→ Work instructions:
Below are the records; copy each line in them that holds the word "JSON".
┏━━
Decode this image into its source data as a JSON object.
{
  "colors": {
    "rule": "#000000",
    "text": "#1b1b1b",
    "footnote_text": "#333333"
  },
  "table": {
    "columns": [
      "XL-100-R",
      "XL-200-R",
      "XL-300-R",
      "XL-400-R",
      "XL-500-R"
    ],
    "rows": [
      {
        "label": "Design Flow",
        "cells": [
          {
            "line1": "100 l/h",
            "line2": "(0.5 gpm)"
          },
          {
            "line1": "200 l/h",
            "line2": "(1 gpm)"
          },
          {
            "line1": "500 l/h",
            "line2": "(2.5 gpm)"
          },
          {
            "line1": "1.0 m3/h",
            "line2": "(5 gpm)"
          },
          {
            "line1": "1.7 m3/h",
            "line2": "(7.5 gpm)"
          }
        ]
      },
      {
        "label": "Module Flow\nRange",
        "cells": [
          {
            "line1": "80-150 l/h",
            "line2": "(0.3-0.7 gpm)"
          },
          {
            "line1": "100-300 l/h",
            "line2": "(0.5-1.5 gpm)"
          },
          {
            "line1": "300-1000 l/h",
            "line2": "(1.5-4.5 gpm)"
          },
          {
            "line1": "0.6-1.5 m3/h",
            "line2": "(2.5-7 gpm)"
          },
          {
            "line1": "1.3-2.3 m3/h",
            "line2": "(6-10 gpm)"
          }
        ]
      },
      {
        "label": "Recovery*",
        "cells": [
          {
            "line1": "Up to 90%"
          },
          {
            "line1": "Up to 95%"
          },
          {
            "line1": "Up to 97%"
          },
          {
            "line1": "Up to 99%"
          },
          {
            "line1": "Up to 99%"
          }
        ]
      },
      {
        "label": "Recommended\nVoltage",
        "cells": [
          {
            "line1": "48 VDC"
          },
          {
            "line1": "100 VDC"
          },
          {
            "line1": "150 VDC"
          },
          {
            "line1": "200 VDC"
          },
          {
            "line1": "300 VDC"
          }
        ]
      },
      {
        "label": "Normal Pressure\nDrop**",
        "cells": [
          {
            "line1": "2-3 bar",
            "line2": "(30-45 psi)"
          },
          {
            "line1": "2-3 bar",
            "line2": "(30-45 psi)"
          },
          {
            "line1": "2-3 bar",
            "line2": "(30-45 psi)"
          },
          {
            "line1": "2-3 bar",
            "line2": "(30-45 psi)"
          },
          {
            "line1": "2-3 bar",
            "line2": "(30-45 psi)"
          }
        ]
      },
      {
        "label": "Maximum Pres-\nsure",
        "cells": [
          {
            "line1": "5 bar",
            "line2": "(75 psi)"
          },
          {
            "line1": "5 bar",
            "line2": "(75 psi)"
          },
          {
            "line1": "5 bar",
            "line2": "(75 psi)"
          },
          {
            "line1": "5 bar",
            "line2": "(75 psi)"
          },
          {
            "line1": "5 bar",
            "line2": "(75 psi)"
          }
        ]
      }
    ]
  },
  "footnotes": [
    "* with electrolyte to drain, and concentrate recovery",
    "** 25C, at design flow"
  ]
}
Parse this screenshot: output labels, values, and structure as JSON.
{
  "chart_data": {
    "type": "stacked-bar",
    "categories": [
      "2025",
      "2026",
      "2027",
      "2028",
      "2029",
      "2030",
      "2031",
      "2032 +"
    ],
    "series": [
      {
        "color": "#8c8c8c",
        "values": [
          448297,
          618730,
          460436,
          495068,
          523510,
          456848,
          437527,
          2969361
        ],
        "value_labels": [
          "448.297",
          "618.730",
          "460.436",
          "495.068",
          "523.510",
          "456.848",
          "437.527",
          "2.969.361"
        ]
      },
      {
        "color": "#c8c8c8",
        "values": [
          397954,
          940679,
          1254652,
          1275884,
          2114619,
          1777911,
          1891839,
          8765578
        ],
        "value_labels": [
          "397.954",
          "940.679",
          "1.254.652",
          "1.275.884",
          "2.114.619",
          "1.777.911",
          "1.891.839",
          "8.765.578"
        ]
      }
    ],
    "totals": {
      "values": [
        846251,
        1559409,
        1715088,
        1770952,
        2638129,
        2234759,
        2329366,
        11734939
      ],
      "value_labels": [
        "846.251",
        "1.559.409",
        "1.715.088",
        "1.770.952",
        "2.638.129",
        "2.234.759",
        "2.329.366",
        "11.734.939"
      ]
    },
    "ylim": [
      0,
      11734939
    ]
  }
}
┗━━
→ Answer to this exercise:
Decode this image into its source data as a JSON object.
Parse this screenshot: output labels, values, and structure as JSON.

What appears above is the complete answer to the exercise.